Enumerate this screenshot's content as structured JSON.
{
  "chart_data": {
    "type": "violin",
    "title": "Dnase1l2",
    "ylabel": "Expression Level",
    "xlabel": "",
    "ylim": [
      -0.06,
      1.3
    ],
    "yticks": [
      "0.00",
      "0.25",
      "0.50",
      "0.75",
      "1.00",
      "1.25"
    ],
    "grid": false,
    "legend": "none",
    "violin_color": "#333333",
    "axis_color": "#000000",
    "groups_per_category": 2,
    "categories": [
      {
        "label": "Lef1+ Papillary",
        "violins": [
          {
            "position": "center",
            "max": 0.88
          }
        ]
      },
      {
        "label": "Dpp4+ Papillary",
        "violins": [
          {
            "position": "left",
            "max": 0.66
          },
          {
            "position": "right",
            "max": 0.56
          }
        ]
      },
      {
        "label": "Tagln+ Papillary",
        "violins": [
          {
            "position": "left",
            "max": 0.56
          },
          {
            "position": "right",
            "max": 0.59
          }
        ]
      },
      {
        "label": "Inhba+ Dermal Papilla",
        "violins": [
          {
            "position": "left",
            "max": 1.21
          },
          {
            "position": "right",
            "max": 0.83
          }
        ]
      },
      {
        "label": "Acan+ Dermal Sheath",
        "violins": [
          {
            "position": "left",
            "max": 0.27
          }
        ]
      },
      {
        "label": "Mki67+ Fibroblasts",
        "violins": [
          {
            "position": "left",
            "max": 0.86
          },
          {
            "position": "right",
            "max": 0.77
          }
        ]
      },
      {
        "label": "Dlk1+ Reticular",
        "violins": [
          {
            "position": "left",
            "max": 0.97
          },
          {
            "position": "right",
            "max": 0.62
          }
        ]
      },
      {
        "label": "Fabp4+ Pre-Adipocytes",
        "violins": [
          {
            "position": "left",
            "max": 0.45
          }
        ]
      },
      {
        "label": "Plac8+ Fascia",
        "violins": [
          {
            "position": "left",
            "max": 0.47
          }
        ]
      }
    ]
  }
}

Work to be completed:
Repeat each record exactly. Omit nothing.

Answer to the problem:
Enumerate this screenshot's content as structured JSON.
{
  "chart_data": {
    "type": "violin",
    "title": "Dnase1l2",
    "ylabel": "Expression Level",
    "xlabel": "",
    "ylim": [
      -0.06,
      1.3
    ],
    "yticks": [
      "0.00",
      "0.25",
      "0.50",
      "0.75",
      "1.00",
      "1.25"
    ],
    "grid": false,
    "legend": "none",
    "violin_color": "#333333",
    "axis_color": "#000000",
    "groups_per_category": 2,
    "categories": [
      {
        "label": "Lef1+ Papillary",
        "violins": [
          {
            "position": "center",
            "max": 0.88
          }
        ]
      },
      {
        "label": "Dpp4+ Papillary",
        "violins": [
          {
            "position": "left",
            "max": 0.66
          },
          {
            "position": "right",
            "max": 0.56
          }
        ]
      },
      {
        "label": "Tagln+ Papillary",
        "violins": [
          {
            "position": "left",
            "max": 0.56
          },
          {
            "position": "right",
            "max": 0.59
          }
        ]
      },
      {
        "label": "Inhba+ Dermal Papilla",
        "violins": [
          {
            "position": "left",
            "max": 1.21
          },
          {
            "position": "right",
            "max": 0.83
          }
        ]
      },
      {
        "label": "Acan+ Dermal Sheath",
        "violins": [
          {
            "position": "left",
            "max": 0.27
          }
        ]
      },
      {
        "label": "Mki67+ Fibroblasts",
        "violins": [
          {
            "position": "left",
            "max": 0.86
          },
          {
            "position": "right",
            "max": 0.77
          }
        ]
      },
      {
        "label": "Dlk1+ Reticular",
        "violins": [
          {
            "position": "left",
            "max": 0.97
          },
          {
            "position": "right",
            "max": 0.62
          }
        ]
      },
      {
        "label": "Fabp4+ Pre-Adipocytes",
        "violins": [
          {
            "position": "left",
            "max": 0.45
          }
        ]
      },
      {
        "label": "Plac8+ Fascia",
        "violins": [
          {
            "position": "left",
            "max": 0.47
          }
        ]
      }
    ]
  }
}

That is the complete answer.